*** Quelltext ***

Hochkanschill (HKS):
Besteht aus dicht gepackten sowie ineinander geschachtelten Einzelklappen der Muschel Mya arenaria die mit ihrer langen Achse mehr oder weniger vertikal steht (Abb. 1, 2, 6 & 9). Die Lagerungsbasis wird aus horizontal und konkav lagernden Klappen gebildet. Unter guten Wetterbedingungen mit relativ normalen Seegang stapeln sich immer mehr Klappen ineinander, so dass aufgrund ihrer schüsselförmigen Form, diese sich gegenseitig abstützten und sich schließlich in eine fächerartige, vertikale Position bringen (Abb. 14 & 16). Die Klappen stehen aufrecht und weichen mit ihrer Längsachse ca. 90° aus der horizontalen Lage ab.
Pflasterlagerung:
Einzelklappen liegen mit ihrer konvexen Seite nach oben zeigend auf der Sedimentoberfläche nebeneinander ohne sich gegenseitig zu berühren (Abb. 11).
Imbrikationslagerung:
Die Klappen lagern mit dem Wirbel nach oben zeigend dachziegelartig übereinander und bilden ein fischschuppenartiges Muster (Abb. 12).
Vertikal gepackte Chips:
Diese Schichten können einige cm Mächtig sein und bestehen aus starren, überwiegend konzentrisch angeordneten Schalenbruchstücken (Hauptsächlich Fragmente von Mya und Macoma Schalen). Die Verbreitung dieser Chips beschränkt sich nur auf die Oberfläche der HKS -Bänke. Der Durchmesser der Fragmente beträgt nicht mehr als 2 cm (Abb. 13).

*** Eingabedaten ***

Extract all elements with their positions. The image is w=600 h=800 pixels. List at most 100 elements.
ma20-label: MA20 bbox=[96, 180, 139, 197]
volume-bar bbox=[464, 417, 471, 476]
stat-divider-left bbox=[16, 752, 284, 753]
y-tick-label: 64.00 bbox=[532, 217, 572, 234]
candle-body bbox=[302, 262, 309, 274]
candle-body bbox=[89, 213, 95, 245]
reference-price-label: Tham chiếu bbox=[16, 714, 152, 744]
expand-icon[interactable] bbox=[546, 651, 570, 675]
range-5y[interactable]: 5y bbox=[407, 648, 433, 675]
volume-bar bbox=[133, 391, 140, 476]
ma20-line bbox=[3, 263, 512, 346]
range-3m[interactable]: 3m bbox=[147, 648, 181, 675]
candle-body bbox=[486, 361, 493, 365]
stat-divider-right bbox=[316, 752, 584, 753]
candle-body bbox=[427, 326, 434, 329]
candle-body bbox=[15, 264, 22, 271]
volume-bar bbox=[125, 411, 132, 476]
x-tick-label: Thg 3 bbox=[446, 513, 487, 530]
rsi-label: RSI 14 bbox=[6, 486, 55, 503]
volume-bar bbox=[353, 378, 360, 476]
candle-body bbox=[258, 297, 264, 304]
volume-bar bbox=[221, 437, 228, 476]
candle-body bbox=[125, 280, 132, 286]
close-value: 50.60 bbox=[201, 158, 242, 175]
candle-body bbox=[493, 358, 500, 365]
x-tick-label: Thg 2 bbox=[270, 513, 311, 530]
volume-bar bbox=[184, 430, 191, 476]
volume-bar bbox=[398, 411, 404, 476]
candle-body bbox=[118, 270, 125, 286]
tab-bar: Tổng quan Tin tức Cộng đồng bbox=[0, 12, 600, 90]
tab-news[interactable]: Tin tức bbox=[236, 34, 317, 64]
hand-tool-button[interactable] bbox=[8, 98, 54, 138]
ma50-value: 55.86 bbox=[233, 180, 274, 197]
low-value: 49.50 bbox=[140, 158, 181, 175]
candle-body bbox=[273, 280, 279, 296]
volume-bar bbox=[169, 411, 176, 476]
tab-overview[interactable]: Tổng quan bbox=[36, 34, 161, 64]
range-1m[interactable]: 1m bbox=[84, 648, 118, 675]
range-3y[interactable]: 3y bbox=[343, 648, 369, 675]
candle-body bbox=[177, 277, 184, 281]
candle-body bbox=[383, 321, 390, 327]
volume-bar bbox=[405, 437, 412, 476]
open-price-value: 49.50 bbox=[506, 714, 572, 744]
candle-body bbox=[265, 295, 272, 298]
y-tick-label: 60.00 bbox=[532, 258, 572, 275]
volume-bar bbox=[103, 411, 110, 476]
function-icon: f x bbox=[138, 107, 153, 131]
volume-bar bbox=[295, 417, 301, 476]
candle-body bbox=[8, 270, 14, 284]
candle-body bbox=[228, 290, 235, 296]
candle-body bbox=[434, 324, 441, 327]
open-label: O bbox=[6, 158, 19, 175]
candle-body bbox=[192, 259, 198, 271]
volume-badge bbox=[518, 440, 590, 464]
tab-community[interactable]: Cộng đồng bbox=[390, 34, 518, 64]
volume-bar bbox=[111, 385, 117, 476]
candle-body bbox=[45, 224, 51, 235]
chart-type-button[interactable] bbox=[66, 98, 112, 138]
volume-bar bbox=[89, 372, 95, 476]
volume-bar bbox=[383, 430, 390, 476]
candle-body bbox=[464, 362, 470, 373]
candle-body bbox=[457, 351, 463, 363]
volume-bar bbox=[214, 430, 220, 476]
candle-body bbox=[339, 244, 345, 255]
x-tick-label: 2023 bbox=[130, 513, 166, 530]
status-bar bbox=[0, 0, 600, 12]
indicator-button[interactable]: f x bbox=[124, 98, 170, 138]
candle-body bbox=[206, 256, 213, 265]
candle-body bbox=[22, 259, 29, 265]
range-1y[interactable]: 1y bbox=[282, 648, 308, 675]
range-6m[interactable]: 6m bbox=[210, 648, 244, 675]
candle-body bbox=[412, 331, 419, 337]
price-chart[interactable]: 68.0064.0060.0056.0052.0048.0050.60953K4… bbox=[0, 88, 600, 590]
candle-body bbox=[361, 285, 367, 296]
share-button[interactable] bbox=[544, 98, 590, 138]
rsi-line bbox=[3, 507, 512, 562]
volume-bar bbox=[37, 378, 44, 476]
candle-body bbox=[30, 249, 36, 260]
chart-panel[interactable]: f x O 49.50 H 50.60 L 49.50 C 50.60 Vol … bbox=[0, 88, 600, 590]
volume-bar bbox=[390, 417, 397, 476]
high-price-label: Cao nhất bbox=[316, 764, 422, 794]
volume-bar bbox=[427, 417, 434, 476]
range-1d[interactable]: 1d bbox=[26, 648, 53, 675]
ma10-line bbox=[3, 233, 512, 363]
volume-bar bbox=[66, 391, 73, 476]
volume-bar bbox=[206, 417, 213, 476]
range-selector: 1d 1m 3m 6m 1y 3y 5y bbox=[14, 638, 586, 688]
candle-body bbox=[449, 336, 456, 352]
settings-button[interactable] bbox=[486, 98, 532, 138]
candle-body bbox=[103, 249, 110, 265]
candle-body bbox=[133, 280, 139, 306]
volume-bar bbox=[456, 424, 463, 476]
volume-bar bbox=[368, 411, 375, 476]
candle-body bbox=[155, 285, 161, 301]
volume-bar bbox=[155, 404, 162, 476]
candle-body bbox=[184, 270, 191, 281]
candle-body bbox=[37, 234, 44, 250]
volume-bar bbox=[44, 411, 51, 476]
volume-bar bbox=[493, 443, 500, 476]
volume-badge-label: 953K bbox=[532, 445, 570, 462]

***

| Aufgabe 1 |
Zitiere bitte den Abschnitt der Auflistung von ihrem Anfang bis einschließlich der Zeile, die „open-price-value: 49.50 bbox=[506, 714, 572, 744]“ enthält.
| Aufgabe 2 |
Setze den Text über die Lagerung von Muschelklappen an der Stelle fort, an der er endet.
Der Text über die Lagerung von Muschelklappen und die Auflistung stehen in keinem Zusammenhang.

| Ergebnis 1 |
Extract all elements with their positions. The image is w=600 h=800 pixels. List at most 100 elements.
ma20-label: MA20 bbox=[96, 180, 139, 197]
volume-bar bbox=[464, 417, 471, 476]
stat-divider-left bbox=[16, 752, 284, 753]
y-tick-label: 64.00 bbox=[532, 217, 572, 234]
candle-body bbox=[302, 262, 309, 274]
candle-body bbox=[89, 213, 95, 245]
reference-price-label: Tham chiếu bbox=[16, 714, 152, 744]
expand-icon[interactable] bbox=[546, 651, 570, 675]
range-5y[interactable]: 5y bbox=[407, 648, 433, 675]
volume-bar bbox=[133, 391, 140, 476]
ma20-line bbox=[3, 263, 512, 346]
range-3m[interactable]: 3m bbox=[147, 648, 181, 675]
candle-body bbox=[486, 361, 493, 365]
stat-divider-right bbox=[316, 752, 584, 753]
candle-body bbox=[427, 326, 434, 329]
candle-body bbox=[15, 264, 22, 271]
volume-bar bbox=[125, 411, 132, 476]
x-tick-label: Thg 3 bbox=[446, 513, 487, 530]
rsi-label: RSI 14 bbox=[6, 486, 55, 503]
volume-bar bbox=[353, 378, 360, 476]
candle-body bbox=[258, 297, 264, 304]
volume-bar bbox=[221, 437, 228, 476]
candle-body bbox=[125, 280, 132, 286]
close-value: 50.60 bbox=[201, 158, 242, 175]
candle-body bbox=[493, 358, 500, 365]
x-tick-label: Thg 2 bbox=[270, 513, 311, 530]
volume-bar bbox=[184, 430, 191, 476]
volume-bar bbox=[398, 411, 404, 476]
candle-body bbox=[118, 270, 125, 286]
tab-bar: Tổng quan Tin tức Cộng đồng bbox=[0, 12, 600, 90]
tab-news[interactable]: Tin tức bbox=[236, 34, 317, 64]
hand-tool-button[interactable] bbox=[8, 98, 54, 138]
ma50-value: 55.86 bbox=[233, 180, 274, 197]
low-value: 49.50 bbox=[140, 158, 181, 175]
candle-body bbox=[273, 280, 279, 296]
volume-bar bbox=[169, 411, 176, 476]
tab-overview[interactable]: Tổng quan bbox=[36, 34, 161, 64]
range-1m[interactable]: 1m bbox=[84, 648, 118, 675]
range-3y[interactable]: 3y bbox=[343, 648, 369, 675]
candle-body bbox=[177, 277, 184, 281]
candle-body bbox=[383, 321, 390, 327]
volume-bar bbox=[405, 437, 412, 476]
open-price-value: 49.50 bbox=[506, 714, 572, 744]

| Ergebnis 2 |
Konzentrisch, Rosettenartige Muster von HKS:
HKS- Flächen sowie Chips- Areale können rosettenartig und konzentrisch angeordnet sein. Dabei lagern sich die Komponenten anfänglich um einzelne Schalenbündel herum (Abb. 13, 14 & 16).
Luftbildanalysen
Um einen Eindruck über die zeitliche Veränderung sowie der Verbreitung der HKS- Vorkommen zu erhalten werden Luftbildserien aus unterschiedlichen Jahren untersucht.
Von 1996 bis ins Jahr 2004 hat sich die räumliche Ausdehnung der HKS- Vorkommen um das 5 -fache erhöht (Abb. 17). Kurzfristiger Transport sowie Ablagerung des Schalenmaterials haben innerhalb nur eines Sommers einen ca. 4 Jahre alten Durchbruch, innerhalb der HKS- Bank, komplett „repariert“ (Abb. 10).